#### What this task involves:
Return the entries verbatim and drop every picture.

#### Exercise input:

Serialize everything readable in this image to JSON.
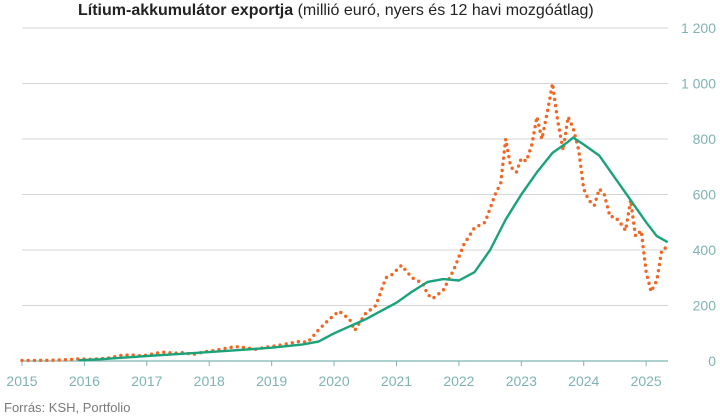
{
  "title_bold": "Lítium-akkumulátor exportja",
  "title_rest": " (millió euró, nyers és 12 havi mozgóátlag)",
  "source": "Forrás: KSH, Portfolio",
  "colors": {
    "raw": "#f26522",
    "ma": "#1aa37a",
    "grid": "#d6d6d6",
    "axis": "#7fb3b4"
  },
  "chart_data": {
    "type": "line",
    "title": "Lítium-akkumulátor exportja (millió euró, nyers és 12 havi mozgóátlag)",
    "xlabel": "",
    "ylabel": "",
    "xlim": [
      2015.0,
      2025.35
    ],
    "ylim": [
      0,
      1200
    ],
    "y_ticks": [
      0,
      200,
      400,
      600,
      800,
      1000,
      1200
    ],
    "y_tick_labels": [
      "0",
      "200",
      "400",
      "600",
      "800",
      "1 000",
      "1 200"
    ],
    "x_ticks": [
      2015,
      2016,
      2017,
      2018,
      2019,
      2020,
      2021,
      2022,
      2023,
      2024,
      2025
    ],
    "x_tick_labels": [
      "2015",
      "2016",
      "2017",
      "2018",
      "2019",
      "2020",
      "2021",
      "2022",
      "2023",
      "2024",
      "2025"
    ],
    "y_axis_side": "right",
    "grid": true,
    "series": [
      {
        "style": "dotted",
        "color": "#f26522",
        "points": [
          [
            2015.0,
            2
          ],
          [
            2015.25,
            2
          ],
          [
            2015.5,
            3
          ],
          [
            2015.75,
            5
          ],
          [
            2015.92,
            8
          ],
          [
            2016.08,
            6
          ],
          [
            2016.25,
            8
          ],
          [
            2016.42,
            12
          ],
          [
            2016.58,
            20
          ],
          [
            2016.75,
            22
          ],
          [
            2016.92,
            18
          ],
          [
            2017.08,
            25
          ],
          [
            2017.25,
            32
          ],
          [
            2017.42,
            28
          ],
          [
            2017.58,
            30
          ],
          [
            2017.75,
            24
          ],
          [
            2017.92,
            33
          ],
          [
            2018.08,
            38
          ],
          [
            2018.25,
            45
          ],
          [
            2018.42,
            52
          ],
          [
            2018.58,
            48
          ],
          [
            2018.75,
            42
          ],
          [
            2018.92,
            50
          ],
          [
            2019.08,
            55
          ],
          [
            2019.25,
            62
          ],
          [
            2019.42,
            70
          ],
          [
            2019.58,
            68
          ],
          [
            2019.75,
            112
          ],
          [
            2019.92,
            150
          ],
          [
            2020.08,
            180
          ],
          [
            2020.25,
            150
          ],
          [
            2020.33,
            110
          ],
          [
            2020.5,
            170
          ],
          [
            2020.67,
            200
          ],
          [
            2020.83,
            300
          ],
          [
            2020.92,
            310
          ],
          [
            2021.08,
            345
          ],
          [
            2021.25,
            300
          ],
          [
            2021.42,
            280
          ],
          [
            2021.5,
            240
          ],
          [
            2021.58,
            225
          ],
          [
            2021.75,
            255
          ],
          [
            2021.92,
            330
          ],
          [
            2022.08,
            420
          ],
          [
            2022.25,
            480
          ],
          [
            2022.42,
            500
          ],
          [
            2022.58,
            600
          ],
          [
            2022.67,
            640
          ],
          [
            2022.75,
            800
          ],
          [
            2022.83,
            700
          ],
          [
            2022.92,
            680
          ],
          [
            2023.0,
            730
          ],
          [
            2023.08,
            720
          ],
          [
            2023.17,
            780
          ],
          [
            2023.25,
            880
          ],
          [
            2023.33,
            800
          ],
          [
            2023.42,
            900
          ],
          [
            2023.5,
            1000
          ],
          [
            2023.58,
            870
          ],
          [
            2023.67,
            760
          ],
          [
            2023.75,
            880
          ],
          [
            2023.83,
            840
          ],
          [
            2023.92,
            760
          ],
          [
            2024.0,
            620
          ],
          [
            2024.08,
            580
          ],
          [
            2024.17,
            560
          ],
          [
            2024.25,
            620
          ],
          [
            2024.33,
            600
          ],
          [
            2024.42,
            520
          ],
          [
            2024.5,
            520
          ],
          [
            2024.58,
            500
          ],
          [
            2024.67,
            470
          ],
          [
            2024.75,
            580
          ],
          [
            2024.83,
            450
          ],
          [
            2024.92,
            470
          ],
          [
            2025.0,
            320
          ],
          [
            2025.08,
            250
          ],
          [
            2025.17,
            290
          ],
          [
            2025.25,
            400
          ],
          [
            2025.33,
            410
          ]
        ]
      },
      {
        "style": "solid",
        "color": "#1aa37a",
        "points": [
          [
            2015.92,
            3
          ],
          [
            2016.25,
            6
          ],
          [
            2016.5,
            10
          ],
          [
            2017.0,
            18
          ],
          [
            2017.5,
            25
          ],
          [
            2018.0,
            32
          ],
          [
            2018.5,
            40
          ],
          [
            2019.0,
            48
          ],
          [
            2019.5,
            60
          ],
          [
            2019.75,
            70
          ],
          [
            2020.0,
            100
          ],
          [
            2020.25,
            125
          ],
          [
            2020.5,
            150
          ],
          [
            2020.75,
            180
          ],
          [
            2021.0,
            210
          ],
          [
            2021.25,
            250
          ],
          [
            2021.5,
            285
          ],
          [
            2021.75,
            295
          ],
          [
            2022.0,
            290
          ],
          [
            2022.25,
            320
          ],
          [
            2022.5,
            400
          ],
          [
            2022.75,
            510
          ],
          [
            2023.0,
            600
          ],
          [
            2023.25,
            680
          ],
          [
            2023.5,
            750
          ],
          [
            2023.75,
            790
          ],
          [
            2023.83,
            805
          ],
          [
            2024.0,
            780
          ],
          [
            2024.25,
            740
          ],
          [
            2024.5,
            660
          ],
          [
            2024.75,
            580
          ],
          [
            2025.0,
            500
          ],
          [
            2025.17,
            450
          ],
          [
            2025.33,
            430
          ]
        ]
      }
    ]
  }
}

#### Reply to the task:
Serialize everything readable in this image to JSON.
{
  "title_bold": "Lítium-akkumulátor exportja",
  "title_rest": " (millió euró, nyers és 12 havi mozgóátlag)",
  "source": "Forrás: KSH, Portfolio",
  "colors": {
    "raw": "#f26522",
    "ma": "#1aa37a",
    "grid": "#d6d6d6",
    "axis": "#7fb3b4"
  },
  "chart_data": {
    "type": "line",
    "title": "Lítium-akkumulátor exportja (millió euró, nyers és 12 havi mozgóátlag)",
    "xlabel": "",
    "ylabel": "",
    "xlim": [
      2015.0,
      2025.35
    ],
    "ylim": [
      0,
      1200
    ],
    "y_ticks": [
      0,
      200,
      400,
      600,
      800,
      1000,
      1200
    ],
    "y_tick_labels": [
      "0",
      "200",
      "400",
      "600",
      "800",
      "1 000",
      "1 200"
    ],
    "x_ticks": [
      2015,
      2016,
      2017,
      2018,
      2019,
      2020,
      2021,
      2022,
      2023,
      2024,
      2025
    ],
    "x_tick_labels": [
      "2015",
      "2016",
      "2017",
      "2018",
      "2019",
      "2020",
      "2021",
      "2022",
      "2023",
      "2024",
      "2025"
    ],
    "y_axis_side": "right",
    "grid": true,
    "series": [
      {
        "style": "dotted",
        "color": "#f26522",
        "points": [
          [
            2015.0,
            2
          ],
          [
            2015.25,
            2
          ],
          [
            2015.5,
            3
          ],
          [
            2015.75,
            5
          ],
          [
            2015.92,
            8
          ],
          [
            2016.08,
            6
          ],
          [
            2016.25,
            8
          ],
          [
            2016.42,
            12
          ],
          [
            2016.58,
            20
          ],
          [
            2016.75,
            22
          ],
          [
            2016.92,
            18
          ],
          [
            2017.08,
            25
          ],
          [
            2017.25,
            32
          ],
          [
            2017.42,
            28
          ],
          [
            2017.58,
            30
          ],
          [
            2017.75,
            24
          ],
          [
            2017.92,
            33
          ],
          [
            2018.08,
            38
          ],
          [
            2018.25,
            45
          ],
          [
            2018.42,
            52
          ],
          [
            2018.58,
            48
          ],
          [
            2018.75,
            42
          ],
          [
            2018.92,
            50
          ],
          [
            2019.08,
            55
          ],
          [
            2019.25,
            62
          ],
          [
            2019.42,
            70
          ],
          [
            2019.58,
            68
          ],
          [
            2019.75,
            112
          ],
          [
            2019.92,
            150
          ],
          [
            2020.08,
            180
          ],
          [
            2020.25,
            150
          ],
          [
            2020.33,
            110
          ],
          [
            2020.5,
            170
          ],
          [
            2020.67,
            200
          ],
          [
            2020.83,
            300
          ],
          [
            2020.92,
            310
          ],
          [
            2021.08,
            345
          ],
          [
            2021.25,
            300
          ],
          [
            2021.42,
            280
          ],
          [
            2021.5,
            240
          ],
          [
            2021.58,
            225
          ],
          [
            2021.75,
            255
          ],
          [
            2021.92,
            330
          ],
          [
            2022.08,
            420
          ],
          [
            2022.25,
            480
          ],
          [
            2022.42,
            500
          ],
          [
            2022.58,
            600
          ],
          [
            2022.67,
            640
          ],
          [
            2022.75,
            800
          ],
          [
            2022.83,
            700
          ],
          [
            2022.92,
            680
          ],
          [
            2023.0,
            730
          ],
          [
            2023.08,
            720
          ],
          [
            2023.17,
            780
          ],
          [
            2023.25,
            880
          ],
          [
            2023.33,
            800
          ],
          [
            2023.42,
            900
          ],
          [
            2023.5,
            1000
          ],
          [
            2023.58,
            870
          ],
          [
            2023.67,
            760
          ],
          [
            2023.75,
            880
          ],
          [
            2023.83,
            840
          ],
          [
            2023.92,
            760
          ],
          [
            2024.0,
            620
          ],
          [
            2024.08,
            580
          ],
          [
            2024.17,
            560
          ],
          [
            2024.25,
            620
          ],
          [
            2024.33,
            600
          ],
          [
            2024.42,
            520
          ],
          [
            2024.5,
            520
          ],
          [
            2024.58,
            500
          ],
          [
            2024.67,
            470
          ],
          [
            2024.75,
            580
          ],
          [
            2024.83,
            450
          ],
          [
            2024.92,
            470
          ],
          [
            2025.0,
            320
          ],
          [
            2025.08,
            250
          ],
          [
            2025.17,
            290
          ],
          [
            2025.25,
            400
          ],
          [
            2025.33,
            410
          ]
        ]
      },
      {
        "style": "solid",
        "color": "#1aa37a",
        "points": [
          [
            2015.92,
            3
          ],
          [
            2016.25,
            6
          ],
          [
            2016.5,
            10
          ],
          [
            2017.0,
            18
          ],
          [
            2017.5,
            25
          ],
          [
            2018.0,
            32
          ],
          [
            2018.5,
            40
          ],
          [
            2019.0,
            48
          ],
          [
            2019.5,
            60
          ],
          [
            2019.75,
            70
          ],
          [
            2020.0,
            100
          ],
          [
            2020.25,
            125
          ],
          [
            2020.5,
            150
          ],
          [
            2020.75,
            180
          ],
          [
            2021.0,
            210
          ],
          [
            2021.25,
            250
          ],
          [
            2021.5,
            285
          ],
          [
            2021.75,
            295
          ],
          [
            2022.0,
            290
          ],
          [
            2022.25,
            320
          ],
          [
            2022.5,
            400
          ],
          [
            2022.75,
            510
          ],
          [
            2023.0,
            600
          ],
          [
            2023.25,
            680
          ],
          [
            2023.5,
            750
          ],
          [
            2023.75,
            790
          ],
          [
            2023.83,
            805
          ],
          [
            2024.0,
            780
          ],
          [
            2024.25,
            740
          ],
          [
            2024.5,
            660
          ],
          [
            2024.75,
            580
          ],
          [
            2025.0,
            500
          ],
          [
            2025.17,
            450
          ],
          [
            2025.33,
            430
          ]
        ]
      }
    ]
  }
}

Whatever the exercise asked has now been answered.